→ Stated task:
Extract the complete data exactly as given.

--- Begin Records supplied ---

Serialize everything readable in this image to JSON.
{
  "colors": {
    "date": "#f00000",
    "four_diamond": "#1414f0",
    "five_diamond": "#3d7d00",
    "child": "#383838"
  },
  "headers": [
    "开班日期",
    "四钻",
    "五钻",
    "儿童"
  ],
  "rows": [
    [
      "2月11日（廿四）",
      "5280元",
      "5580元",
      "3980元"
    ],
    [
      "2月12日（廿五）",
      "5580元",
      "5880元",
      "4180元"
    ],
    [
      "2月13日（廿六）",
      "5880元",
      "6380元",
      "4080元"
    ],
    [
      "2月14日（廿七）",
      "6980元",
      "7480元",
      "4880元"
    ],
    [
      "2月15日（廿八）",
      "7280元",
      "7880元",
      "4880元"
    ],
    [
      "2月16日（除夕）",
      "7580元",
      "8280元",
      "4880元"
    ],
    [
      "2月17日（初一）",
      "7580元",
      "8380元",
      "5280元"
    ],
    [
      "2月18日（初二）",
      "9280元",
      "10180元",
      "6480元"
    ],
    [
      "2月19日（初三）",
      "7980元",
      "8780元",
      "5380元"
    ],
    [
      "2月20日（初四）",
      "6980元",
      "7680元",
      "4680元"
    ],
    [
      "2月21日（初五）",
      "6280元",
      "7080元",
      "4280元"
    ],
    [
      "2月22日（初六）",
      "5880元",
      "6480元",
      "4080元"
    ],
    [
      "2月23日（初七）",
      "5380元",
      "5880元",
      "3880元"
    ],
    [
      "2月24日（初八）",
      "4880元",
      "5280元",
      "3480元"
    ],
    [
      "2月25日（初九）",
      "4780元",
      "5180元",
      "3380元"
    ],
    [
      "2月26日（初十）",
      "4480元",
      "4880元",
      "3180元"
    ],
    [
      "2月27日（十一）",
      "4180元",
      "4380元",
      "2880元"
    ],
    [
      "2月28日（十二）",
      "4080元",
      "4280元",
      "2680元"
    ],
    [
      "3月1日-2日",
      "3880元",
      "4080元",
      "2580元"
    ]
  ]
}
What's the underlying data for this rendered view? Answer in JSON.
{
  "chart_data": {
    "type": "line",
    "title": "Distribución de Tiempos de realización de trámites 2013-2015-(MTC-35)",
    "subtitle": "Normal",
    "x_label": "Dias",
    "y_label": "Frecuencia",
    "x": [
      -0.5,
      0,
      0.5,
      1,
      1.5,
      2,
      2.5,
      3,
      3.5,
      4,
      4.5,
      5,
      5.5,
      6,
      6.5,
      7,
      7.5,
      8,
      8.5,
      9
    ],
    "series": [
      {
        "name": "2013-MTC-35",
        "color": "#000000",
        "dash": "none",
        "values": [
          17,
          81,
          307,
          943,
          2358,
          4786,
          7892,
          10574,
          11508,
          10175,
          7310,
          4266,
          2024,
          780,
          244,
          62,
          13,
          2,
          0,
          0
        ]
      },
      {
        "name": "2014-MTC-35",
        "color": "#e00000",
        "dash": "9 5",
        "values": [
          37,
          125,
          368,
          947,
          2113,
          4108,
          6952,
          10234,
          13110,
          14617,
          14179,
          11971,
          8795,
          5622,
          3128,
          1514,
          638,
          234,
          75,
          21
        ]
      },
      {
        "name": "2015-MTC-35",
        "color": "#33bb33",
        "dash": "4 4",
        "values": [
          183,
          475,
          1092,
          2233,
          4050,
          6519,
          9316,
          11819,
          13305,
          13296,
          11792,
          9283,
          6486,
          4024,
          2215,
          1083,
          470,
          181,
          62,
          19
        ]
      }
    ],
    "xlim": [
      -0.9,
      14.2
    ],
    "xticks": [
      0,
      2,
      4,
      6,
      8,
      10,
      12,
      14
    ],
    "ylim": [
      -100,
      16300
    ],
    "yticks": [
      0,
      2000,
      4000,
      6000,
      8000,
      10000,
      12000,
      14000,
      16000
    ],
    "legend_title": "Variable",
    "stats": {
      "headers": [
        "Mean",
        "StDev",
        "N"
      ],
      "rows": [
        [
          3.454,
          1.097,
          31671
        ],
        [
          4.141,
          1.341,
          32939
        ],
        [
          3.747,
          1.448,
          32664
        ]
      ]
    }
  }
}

--- End Records supplied ---

→ Solution to this task:
Serialize everything readable in this image to JSON.
{
  "colors": {
    "date": "#f00000",
    "four_diamond": "#1414f0",
    "five_diamond": "#3d7d00",
    "child": "#383838"
  },
  "headers": [
    "开班日期",
    "四钻",
    "五钻",
    "儿童"
  ],
  "rows": [
    [
      "2月11日（廿四）",
      "5280元",
      "5580元",
      "3980元"
    ],
    [
      "2月12日（廿五）",
      "5580元",
      "5880元",
      "4180元"
    ],
    [
      "2月13日（廿六）",
      "5880元",
      "6380元",
      "4080元"
    ],
    [
      "2月14日（廿七）",
      "6980元",
      "7480元",
      "4880元"
    ],
    [
      "2月15日（廿八）",
      "7280元",
      "7880元",
      "4880元"
    ],
    [
      "2月16日（除夕）",
      "7580元",
      "8280元",
      "4880元"
    ],
    [
      "2月17日（初一）",
      "7580元",
      "8380元",
      "5280元"
    ],
    [
      "2月18日（初二）",
      "9280元",
      "10180元",
      "6480元"
    ],
    [
      "2月19日（初三）",
      "7980元",
      "8780元",
      "5380元"
    ],
    [
      "2月20日（初四）",
      "6980元",
      "7680元",
      "4680元"
    ],
    [
      "2月21日（初五）",
      "6280元",
      "7080元",
      "4280元"
    ],
    [
      "2月22日（初六）",
      "5880元",
      "6480元",
      "4080元"
    ],
    [
      "2月23日（初七）",
      "5380元",
      "5880元",
      "3880元"
    ],
    [
      "2月24日（初八）",
      "4880元",
      "5280元",
      "3480元"
    ],
    [
      "2月25日（初九）",
      "4780元",
      "5180元",
      "3380元"
    ],
    [
      "2月26日（初十）",
      "4480元",
      "4880元",
      "3180元"
    ],
    [
      "2月27日（十一）",
      "4180元",
      "4380元",
      "2880元"
    ],
    [
      "2月28日（十二）",
      "4080元",
      "4280元",
      "2680元"
    ],
    [
      "3月1日-2日",
      "3880元",
      "4080元",
      "2580元"
    ]
  ]
}
What's the underlying data for this rendered view? Answer in JSON.
{
  "chart_data": {
    "type": "line",
    "title": "Distribución de Tiempos de realización de trámites 2013-2015-(MTC-35)",
    "subtitle": "Normal",
    "x_label": "Dias",
    "y_label": "Frecuencia",
    "x": [
      -0.5,
      0,
      0.5,
      1,
      1.5,
      2,
      2.5,
      3,
      3.5,
      4,
      4.5,
      5,
      5.5,
      6,
      6.5,
      7,
      7.5,
      8,
      8.5,
      9
    ],
    "series": [
      {
        "name": "2013-MTC-35",
        "color": "#000000",
        "dash": "none",
        "values": [
          17,
          81,
          307,
          943,
          2358,
          4786,
          7892,
          10574,
          11508,
          10175,
          7310,
          4266,
          2024,
          780,
          244,
          62,
          13,
          2,
          0,
          0
        ]
      },
      {
        "name": "2014-MTC-35",
        "color": "#e00000",
        "dash": "9 5",
        "values": [
          37,
          125,
          368,
          947,
          2113,
          4108,
          6952,
          10234,
          13110,
          14617,
          14179,
          11971,
          8795,
          5622,
          3128,
          1514,
          638,
          234,
          75,
          21
        ]
      },
      {
        "name": "2015-MTC-35",
        "color": "#33bb33",
        "dash": "4 4",
        "values": [
          183,
          475,
          1092,
          2233,
          4050,
          6519,
          9316,
          11819,
          13305,
          13296,
          11792,
          9283,
          6486,
          4024,
          2215,
          1083,
          470,
          181,
          62,
          19
        ]
      }
    ],
    "xlim": [
      -0.9,
      14.2
    ],
    "xticks": [
      0,
      2,
      4,
      6,
      8,
      10,
      12,
      14
    ],
    "ylim": [
      -100,
      16300
    ],
    "yticks": [
      0,
      2000,
      4000,
      6000,
      8000,
      10000,
      12000,
      14000,
      16000
    ],
    "legend_title": "Variable",
    "stats": {
      "headers": [
        "Mean",
        "StDev",
        "N"
      ],
      "rows": [
        [
          3.454,
          1.097,
          31671
        ],
        [
          4.141,
          1.341,
          32939
        ],
        [
          3.747,
          1.448,
          32664
        ]
      ]
    }
  }
}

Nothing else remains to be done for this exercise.